→ **What to do**
Reply with one number only, the count of lines holding the string "type".

→ **Data tied to figure images**
——
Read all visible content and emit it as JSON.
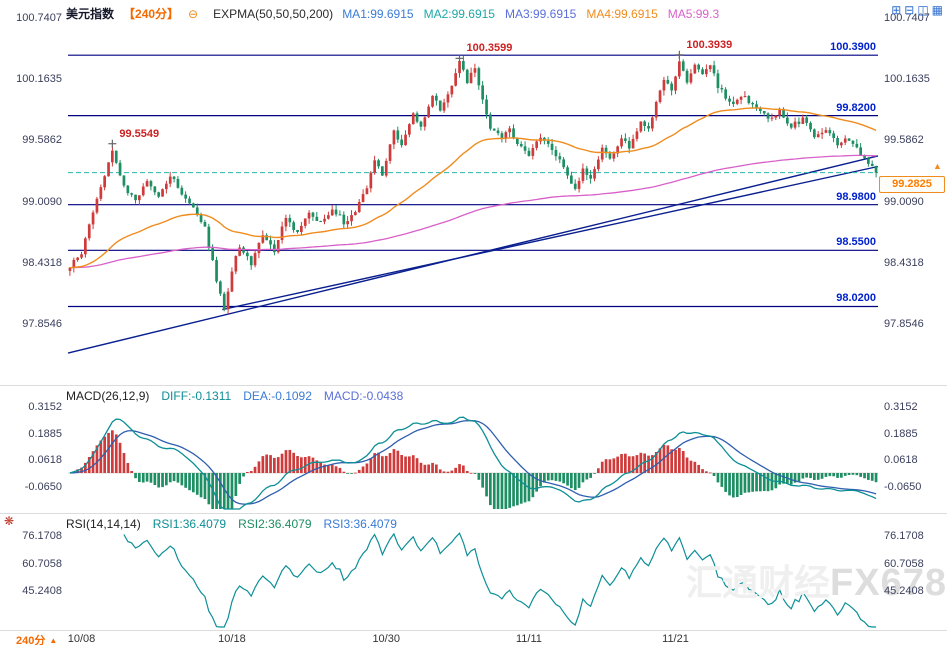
{
  "header": {
    "symbol": "美元指数",
    "timeframe": "【240分】",
    "collapse_icon": "⊖",
    "indicator": "EXPMA(50,50,50,200)",
    "ma_values": [
      {
        "label": "MA1:99.6915",
        "color": "#3a7bd5"
      },
      {
        "label": "MA2:99.6915",
        "color": "#1fa8a8"
      },
      {
        "label": "MA3:99.6915",
        "color": "#5b6fd8"
      },
      {
        "label": "MA4:99.6915",
        "color": "#f08c1e"
      },
      {
        "label": "MA5:99.3",
        "color": "#d861c9"
      }
    ],
    "window_icons": [
      {
        "name": "layout-single-icon",
        "glyph": "⊞"
      },
      {
        "name": "layout-split-icon",
        "glyph": "⊟"
      },
      {
        "name": "layout-cols-icon",
        "glyph": "◫"
      },
      {
        "name": "layout-grid-icon",
        "glyph": "▦"
      }
    ]
  },
  "main_chart": {
    "y_axis_labels": [
      "100.7407",
      "100.1635",
      "99.5862",
      "99.0090",
      "98.4318",
      "97.8546"
    ],
    "levels": [
      {
        "label": "100.3900",
        "price": 100.39
      },
      {
        "label": "99.8200",
        "price": 99.82
      },
      {
        "label": "98.9800",
        "price": 98.98
      },
      {
        "label": "98.5500",
        "price": 98.55
      },
      {
        "label": "98.0200",
        "price": 98.02
      }
    ],
    "current_price": {
      "label": "99.2825",
      "price": 99.2825
    },
    "annotations": [
      {
        "text": "99.5549",
        "bar": 11,
        "price": 99.5549
      },
      {
        "text": "100.3599",
        "bar": 101,
        "price": 100.3599
      },
      {
        "text": "100.3939",
        "bar": 158,
        "price": 100.3939
      }
    ],
    "trendlines": [
      {
        "from_bar": 0,
        "from_price": 97.58,
        "to_bar": 210,
        "to_price": 99.44
      },
      {
        "from_bar": 40,
        "from_price": 97.99,
        "to_bar": 210,
        "to_price": 99.34
      }
    ]
  },
  "macd": {
    "title": "MACD(26,12,9)",
    "values": [
      {
        "label": "DIFF:-0.1311",
        "color": "#0d8f96"
      },
      {
        "label": "DEA:-0.1092",
        "color": "#3a7bd5"
      },
      {
        "label": "MACD:-0.0438",
        "color": "#5b6fd8"
      }
    ],
    "y_axis_labels": [
      "0.3152",
      "0.1885",
      "0.0618",
      "-0.0650"
    ]
  },
  "rsi": {
    "title": "RSI(14,14,14)",
    "values": [
      {
        "label": "RSI1:36.4079",
        "color": "#0d8f96"
      },
      {
        "label": "RSI2:36.4079",
        "color": "#1e8e63"
      },
      {
        "label": "RSI3:36.4079",
        "color": "#3a7bd5"
      }
    ],
    "y_axis_labels": [
      "76.1708",
      "60.7058",
      "45.2408"
    ]
  },
  "x_axis": {
    "timeframe_label": "240分",
    "expand_icon": "▲",
    "dates": [
      {
        "label": "10/08",
        "bar": 3
      },
      {
        "label": "10/18",
        "bar": 42
      },
      {
        "label": "10/30",
        "bar": 82
      },
      {
        "label": "11/11",
        "bar": 119
      },
      {
        "label": "11/21",
        "bar": 157
      }
    ]
  },
  "watermark": {
    "cn": "汇通财经",
    "en": "FX678"
  },
  "colors": {
    "up": "#cf3b3b",
    "down": "#1e8e63",
    "ema_fast": "#f08c1e",
    "ema_slow": "#d861c9",
    "trendline": "#0a1f8f",
    "level_line": "#000080",
    "level_label": "#0022cc",
    "dashed": "#2ab6ad",
    "annotation": "#cc2222",
    "axis_text": "#3a3f5c",
    "macd_diff": "#0d8f96",
    "macd_dea": "#2f5fae",
    "rsi_line": "#0d8f96",
    "accent_orange": "#f08c1e"
  },
  "chart_data": [
    {
      "type": "candlestick",
      "title": "美元指数 240分",
      "bars": 210,
      "ylim": [
        97.58,
        100.7407
      ],
      "yticks": [
        100.7407,
        100.1635,
        99.5862,
        99.009,
        98.4318,
        97.8546
      ],
      "x_tick_labels": [
        "10/08",
        "10/18",
        "10/30",
        "11/11",
        "11/21"
      ],
      "levels": [
        100.39,
        99.82,
        98.98,
        98.55,
        98.02
      ],
      "current": 99.2825,
      "overlays": [
        {
          "name": "EXPMA50",
          "color": "#f08c1e"
        },
        {
          "name": "EXPMA200",
          "color": "#d861c9"
        }
      ],
      "price_anchors": [
        [
          0,
          98.4
        ],
        [
          3,
          98.52
        ],
        [
          5,
          98.8
        ],
        [
          8,
          99.15
        ],
        [
          11,
          99.5
        ],
        [
          14,
          99.15
        ],
        [
          17,
          99.0
        ],
        [
          20,
          99.2
        ],
        [
          23,
          99.05
        ],
        [
          26,
          99.25
        ],
        [
          29,
          99.1
        ],
        [
          32,
          98.95
        ],
        [
          35,
          98.75
        ],
        [
          38,
          98.28
        ],
        [
          40,
          97.98
        ],
        [
          42,
          98.35
        ],
        [
          44,
          98.6
        ],
        [
          47,
          98.42
        ],
        [
          50,
          98.7
        ],
        [
          53,
          98.55
        ],
        [
          56,
          98.85
        ],
        [
          59,
          98.72
        ],
        [
          62,
          98.92
        ],
        [
          65,
          98.8
        ],
        [
          68,
          98.95
        ],
        [
          71,
          98.82
        ],
        [
          74,
          98.9
        ],
        [
          77,
          99.15
        ],
        [
          79,
          99.42
        ],
        [
          81,
          99.25
        ],
        [
          84,
          99.68
        ],
        [
          86,
          99.55
        ],
        [
          89,
          99.85
        ],
        [
          91,
          99.7
        ],
        [
          94,
          100.0
        ],
        [
          96,
          99.88
        ],
        [
          99,
          100.12
        ],
        [
          101,
          100.33
        ],
        [
          103,
          100.15
        ],
        [
          105,
          100.26
        ],
        [
          107,
          99.95
        ],
        [
          109,
          99.72
        ],
        [
          112,
          99.6
        ],
        [
          114,
          99.68
        ],
        [
          117,
          99.52
        ],
        [
          119,
          99.45
        ],
        [
          121,
          99.6
        ],
        [
          124,
          99.56
        ],
        [
          126,
          99.44
        ],
        [
          129,
          99.28
        ],
        [
          131,
          99.12
        ],
        [
          133,
          99.3
        ],
        [
          135,
          99.25
        ],
        [
          138,
          99.5
        ],
        [
          140,
          99.42
        ],
        [
          143,
          99.6
        ],
        [
          145,
          99.52
        ],
        [
          148,
          99.78
        ],
        [
          150,
          99.68
        ],
        [
          152,
          99.95
        ],
        [
          154,
          100.15
        ],
        [
          156,
          100.05
        ],
        [
          158,
          100.35
        ],
        [
          160,
          100.12
        ],
        [
          162,
          100.28
        ],
        [
          164,
          100.2
        ],
        [
          166,
          100.3
        ],
        [
          168,
          100.1
        ],
        [
          170,
          100.0
        ],
        [
          172,
          99.92
        ],
        [
          174,
          100.02
        ],
        [
          176,
          99.95
        ],
        [
          178,
          99.88
        ],
        [
          181,
          99.8
        ],
        [
          184,
          99.86
        ],
        [
          187,
          99.72
        ],
        [
          190,
          99.78
        ],
        [
          193,
          99.64
        ],
        [
          196,
          99.7
        ],
        [
          199,
          99.56
        ],
        [
          202,
          99.6
        ],
        [
          205,
          99.45
        ],
        [
          207,
          99.38
        ],
        [
          209,
          99.2825
        ]
      ]
    },
    {
      "type": "bar",
      "name": "MACD(26,12,9)",
      "latest": {
        "diff": -0.1311,
        "dea": -0.1092,
        "macd": -0.0438
      },
      "yticks": [
        0.3152,
        0.1885,
        0.0618,
        -0.065
      ],
      "derived_from": "price_anchors (DIFF=EMA12-EMA26, DEA=EMA9(DIFF), MACD=2*(DIFF-DEA))"
    },
    {
      "type": "line",
      "name": "RSI(14,14,14)",
      "latest": 36.4079,
      "yticks": [
        76.1708,
        60.7058,
        45.2408
      ],
      "derived_from": "price_anchors (Wilder RSI 14)"
    }
  ]
}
——
→ **Solution for this problem**
3